# [THE REQUEST]
Reproduce the complete listing without any deviation.

# [RECORDS SHOWN]
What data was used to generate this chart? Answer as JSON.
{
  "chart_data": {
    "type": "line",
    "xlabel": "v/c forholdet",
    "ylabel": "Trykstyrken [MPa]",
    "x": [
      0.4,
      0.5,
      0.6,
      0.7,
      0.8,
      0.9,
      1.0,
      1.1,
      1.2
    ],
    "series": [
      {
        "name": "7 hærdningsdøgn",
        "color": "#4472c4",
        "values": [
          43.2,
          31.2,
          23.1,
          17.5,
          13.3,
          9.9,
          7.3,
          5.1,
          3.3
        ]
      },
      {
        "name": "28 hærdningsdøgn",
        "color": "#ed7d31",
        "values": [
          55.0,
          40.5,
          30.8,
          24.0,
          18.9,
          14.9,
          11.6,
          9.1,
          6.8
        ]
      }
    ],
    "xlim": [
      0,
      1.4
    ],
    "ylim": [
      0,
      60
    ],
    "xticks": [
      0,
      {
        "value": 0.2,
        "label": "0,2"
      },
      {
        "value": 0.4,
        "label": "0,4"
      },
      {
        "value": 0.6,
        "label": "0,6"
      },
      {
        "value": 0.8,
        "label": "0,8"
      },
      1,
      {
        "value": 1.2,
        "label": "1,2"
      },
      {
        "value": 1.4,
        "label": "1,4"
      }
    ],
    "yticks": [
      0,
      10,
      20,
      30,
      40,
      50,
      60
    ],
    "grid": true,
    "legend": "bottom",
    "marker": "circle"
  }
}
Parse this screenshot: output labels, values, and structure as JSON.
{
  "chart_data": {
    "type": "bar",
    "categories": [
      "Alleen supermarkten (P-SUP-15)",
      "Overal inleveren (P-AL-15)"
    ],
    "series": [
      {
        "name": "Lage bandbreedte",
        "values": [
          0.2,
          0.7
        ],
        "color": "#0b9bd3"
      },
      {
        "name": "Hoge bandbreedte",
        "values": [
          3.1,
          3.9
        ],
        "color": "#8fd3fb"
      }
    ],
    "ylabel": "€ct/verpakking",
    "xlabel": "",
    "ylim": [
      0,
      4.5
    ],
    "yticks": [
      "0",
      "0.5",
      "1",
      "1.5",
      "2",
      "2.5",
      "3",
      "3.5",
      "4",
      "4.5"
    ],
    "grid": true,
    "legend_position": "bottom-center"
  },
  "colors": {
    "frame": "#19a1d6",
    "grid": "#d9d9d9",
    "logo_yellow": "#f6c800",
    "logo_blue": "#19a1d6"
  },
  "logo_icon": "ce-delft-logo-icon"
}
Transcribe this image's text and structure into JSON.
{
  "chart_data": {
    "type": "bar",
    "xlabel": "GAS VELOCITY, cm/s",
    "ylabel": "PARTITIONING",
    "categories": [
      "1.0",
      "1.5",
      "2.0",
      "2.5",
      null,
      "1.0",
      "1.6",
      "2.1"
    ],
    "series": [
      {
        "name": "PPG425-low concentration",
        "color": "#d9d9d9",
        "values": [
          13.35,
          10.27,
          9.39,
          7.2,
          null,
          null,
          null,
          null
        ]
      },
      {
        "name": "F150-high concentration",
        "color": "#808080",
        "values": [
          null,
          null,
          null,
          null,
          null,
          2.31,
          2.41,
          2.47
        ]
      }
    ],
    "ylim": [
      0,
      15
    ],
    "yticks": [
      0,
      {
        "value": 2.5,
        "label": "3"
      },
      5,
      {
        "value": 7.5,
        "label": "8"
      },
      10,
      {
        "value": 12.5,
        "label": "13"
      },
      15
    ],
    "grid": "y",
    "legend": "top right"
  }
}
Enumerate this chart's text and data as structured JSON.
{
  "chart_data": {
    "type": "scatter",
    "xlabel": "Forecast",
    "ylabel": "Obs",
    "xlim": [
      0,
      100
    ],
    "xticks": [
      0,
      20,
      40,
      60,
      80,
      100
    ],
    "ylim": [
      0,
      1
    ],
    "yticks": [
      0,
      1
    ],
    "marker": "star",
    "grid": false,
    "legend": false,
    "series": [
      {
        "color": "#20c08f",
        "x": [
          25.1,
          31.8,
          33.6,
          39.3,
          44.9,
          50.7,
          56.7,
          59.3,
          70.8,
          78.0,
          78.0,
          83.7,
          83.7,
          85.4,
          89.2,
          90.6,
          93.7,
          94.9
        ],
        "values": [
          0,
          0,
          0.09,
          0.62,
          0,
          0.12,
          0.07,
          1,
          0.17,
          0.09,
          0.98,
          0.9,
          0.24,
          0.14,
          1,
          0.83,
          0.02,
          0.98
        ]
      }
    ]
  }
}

# [SOLUTION TO THIS PROBLEM]
What data was used to generate this chart? Answer as JSON.
{
  "chart_data": {
    "type": "line",
    "xlabel": "v/c forholdet",
    "ylabel": "Trykstyrken [MPa]",
    "x": [
      0.4,
      0.5,
      0.6,
      0.7,
      0.8,
      0.9,
      1.0,
      1.1,
      1.2
    ],
    "series": [
      {
        "name": "7 hærdningsdøgn",
        "color": "#4472c4",
        "values": [
          43.2,
          31.2,
          23.1,
          17.5,
          13.3,
          9.9,
          7.3,
          5.1,
          3.3
        ]
      },
      {
        "name": "28 hærdningsdøgn",
        "color": "#ed7d31",
        "values": [
          55.0,
          40.5,
          30.8,
          24.0,
          18.9,
          14.9,
          11.6,
          9.1,
          6.8
        ]
      }
    ],
    "xlim": [
      0,
      1.4
    ],
    "ylim": [
      0,
      60
    ],
    "xticks": [
      0,
      {
        "value": 0.2,
        "label": "0,2"
      },
      {
        "value": 0.4,
        "label": "0,4"
      },
      {
        "value": 0.6,
        "label": "0,6"
      },
      {
        "value": 0.8,
        "label": "0,8"
      },
      1,
      {
        "value": 1.2,
        "label": "1,2"
      },
      {
        "value": 1.4,
        "label": "1,4"
      }
    ],
    "yticks": [
      0,
      10,
      20,
      30,
      40,
      50,
      60
    ],
    "grid": true,
    "legend": "bottom",
    "marker": "circle"
  }
}
Parse this screenshot: output labels, values, and structure as JSON.
{
  "chart_data": {
    "type": "bar",
    "categories": [
      "Alleen supermarkten (P-SUP-15)",
      "Overal inleveren (P-AL-15)"
    ],
    "series": [
      {
        "name": "Lage bandbreedte",
        "values": [
          0.2,
          0.7
        ],
        "color": "#0b9bd3"
      },
      {
        "name": "Hoge bandbreedte",
        "values": [
          3.1,
          3.9
        ],
        "color": "#8fd3fb"
      }
    ],
    "ylabel": "€ct/verpakking",
    "xlabel": "",
    "ylim": [
      0,
      4.5
    ],
    "yticks": [
      "0",
      "0.5",
      "1",
      "1.5",
      "2",
      "2.5",
      "3",
      "3.5",
      "4",
      "4.5"
    ],
    "grid": true,
    "legend_position": "bottom-center"
  },
  "colors": {
    "frame": "#19a1d6",
    "grid": "#d9d9d9",
    "logo_yellow": "#f6c800",
    "logo_blue": "#19a1d6"
  },
  "logo_icon": "ce-delft-logo-icon"
}
Transcribe this image's text and structure into JSON.
{
  "chart_data": {
    "type": "bar",
    "xlabel": "GAS VELOCITY, cm/s",
    "ylabel": "PARTITIONING",
    "categories": [
      "1.0",
      "1.5",
      "2.0",
      "2.5",
      null,
      "1.0",
      "1.6",
      "2.1"
    ],
    "series": [
      {
        "name": "PPG425-low concentration",
        "color": "#d9d9d9",
        "values": [
          13.35,
          10.27,
          9.39,
          7.2,
          null,
          null,
          null,
          null
        ]
      },
      {
        "name": "F150-high concentration",
        "color": "#808080",
        "values": [
          null,
          null,
          null,
          null,
          null,
          2.31,
          2.41,
          2.47
        ]
      }
    ],
    "ylim": [
      0,
      15
    ],
    "yticks": [
      0,
      {
        "value": 2.5,
        "label": "3"
      },
      5,
      {
        "value": 7.5,
        "label": "8"
      },
      10,
      {
        "value": 12.5,
        "label": "13"
      },
      15
    ],
    "grid": "y",
    "legend": "top right"
  }
}
Enumerate this chart's text and data as structured JSON.
{
  "chart_data": {
    "type": "scatter",
    "xlabel": "Forecast",
    "ylabel": "Obs",
    "xlim": [
      0,
      100
    ],
    "xticks": [
      0,
      20,
      40,
      60,
      80,
      100
    ],
    "ylim": [
      0,
      1
    ],
    "yticks": [
      0,
      1
    ],
    "marker": "star",
    "grid": false,
    "legend": false,
    "series": [
      {
        "color": "#20c08f",
        "x": [
          25.1,
          31.8,
          33.6,
          39.3,
          44.9,
          50.7,
          56.7,
          59.3,
          70.8,
          78.0,
          78.0,
          83.7,
          83.7,
          85.4,
          89.2,
          90.6,
          93.7,
          94.9
        ],
        "values": [
          0,
          0,
          0.09,
          0.62,
          0,
          0.12,
          0.07,
          1,
          0.17,
          0.09,
          0.98,
          0.9,
          0.24,
          0.14,
          1,
          0.83,
          0.02,
          0.98
        ]
      }
    ]
  }
}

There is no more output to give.